_Given exercise_: No images are to be carried over; print all other material exactly as it stands.
--
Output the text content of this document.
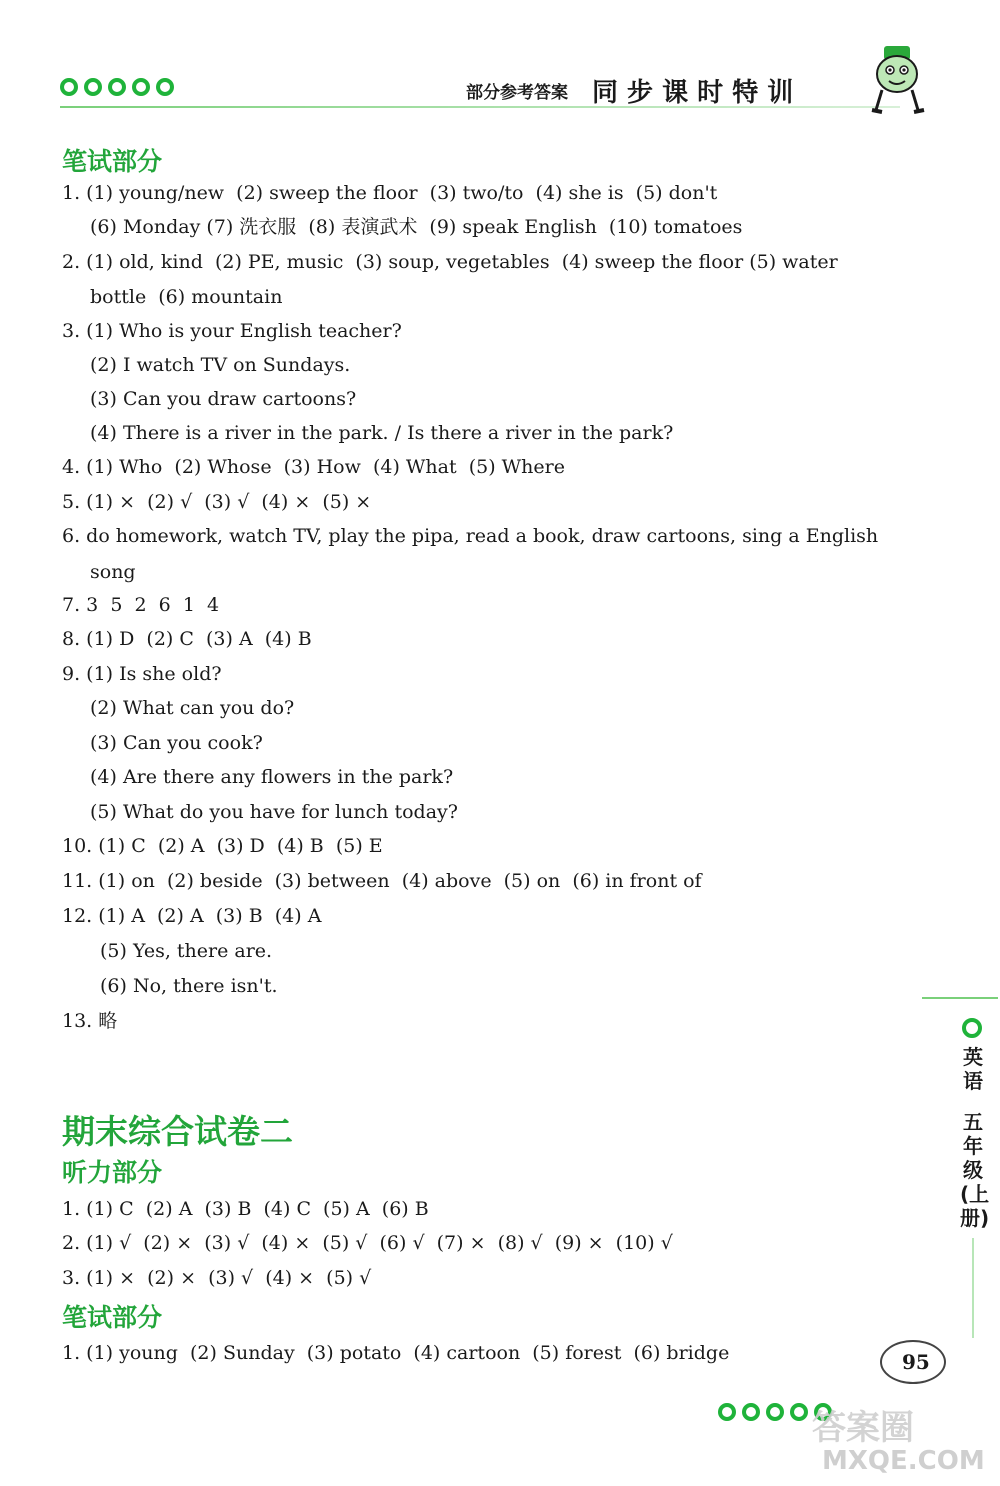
部分参考答案 同 步 课 时 特 训
笔试部分
1. (1) young/new  (2) sweep the floor  (3) two/to  (4) she is  (5) don't
(6) Monday (7) 洗衣服  (8) 表演武术  (9) speak English  (10) tomatoes
2. (1) old, kind  (2) PE, music  (3) soup, vegetables  (4) sweep the floor (5) water
bottle  (6) mountain
3. (1) Who is your English teacher?
(2) I watch TV on Sundays.
(3) Can you draw cartoons?
(4) There is a river in the park. / Is there a river in the park?
4. (1) Who  (2) Whose  (3) How  (4) What  (5) Where
5. (1) ×  (2) √  (3) √  (4) ×  (5) ×
6. do homework, watch TV, play the pipa, read a book, draw cartoons, sing a English
song
7. 3  5  2  6  1  4
8. (1) D  (2) C  (3) A  (4) B
9. (1) Is she old?
(2) What can you do?
(3) Can you cook?
(4) Are there any flowers in the park?
(5) What do you have for lunch today?
10. (1) C  (2) A  (3) D  (4) B  (5) E
11. (1) on  (2) beside  (3) between  (4) above  (5) on  (6) in front of
12. (1) A  (2) A  (3) B  (4) A
(5) Yes, there are.
(6) No, there isn't.
13. 略
期末综合试卷二
听力部分
1. (1) C  (2) A  (3) B  (4) C  (5) A  (6) B
2. (1) √  (2) ×  (3) √  (4) ×  (5) √  (6) √  (7) ×  (8) √  (9) ×  (10) √
3. (1) ×  (2) ×  (3) √  (4) ×  (5) √
笔试部分
1. (1) young  (2) Sunday  (3) potato  (4) cartoon  (5) forest  (6) bridge
英语
五年级(上册)
95
答案圈
MXQE.COM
--
_In response_:
Output the text content of this document.
部分参考答案 同 步 课 时 特 训
笔试部分
1. (1) young/new  (2) sweep the floor  (3) two/to  (4) she is  (5) don't
(6) Monday (7) 洗衣服  (8) 表演武术  (9) speak English  (10) tomatoes
2. (1) old, kind  (2) PE, music  (3) soup, vegetables  (4) sweep the floor (5) water
bottle  (6) mountain
3. (1) Who is your English teacher?
(2) I watch TV on Sundays.
(3) Can you draw cartoons?
(4) There is a river in the park. / Is there a river in the park?
4. (1) Who  (2) Whose  (3) How  (4) What  (5) Where
5. (1) ×  (2) √  (3) √  (4) ×  (5) ×
6. do homework, watch TV, play the pipa, read a book, draw cartoons, sing a English
song
7. 3  5  2  6  1  4
8. (1) D  (2) C  (3) A  (4) B
9. (1) Is she old?
(2) What can you do?
(3) Can you cook?
(4) Are there any flowers in the park?
(5) What do you have for lunch today?
10. (1) C  (2) A  (3) D  (4) B  (5) E
11. (1) on  (2) beside  (3) between  (4) above  (5) on  (6) in front of
12. (1) A  (2) A  (3) B  (4) A
(5) Yes, there are.
(6) No, there isn't.
13. 略
期末综合试卷二
听力部分
1. (1) C  (2) A  (3) B  (4) C  (5) A  (6) B
2. (1) √  (2) ×  (3) √  (4) ×  (5) √  (6) √  (7) ×  (8) √  (9) ×  (10) √
3. (1) ×  (2) ×  (3) √  (4) ×  (5) √
笔试部分
1. (1) young  (2) Sunday  (3) potato  (4) cartoon  (5) forest  (6) bridge
英语
五年级(上册)
95
答案圈
MXQE.COM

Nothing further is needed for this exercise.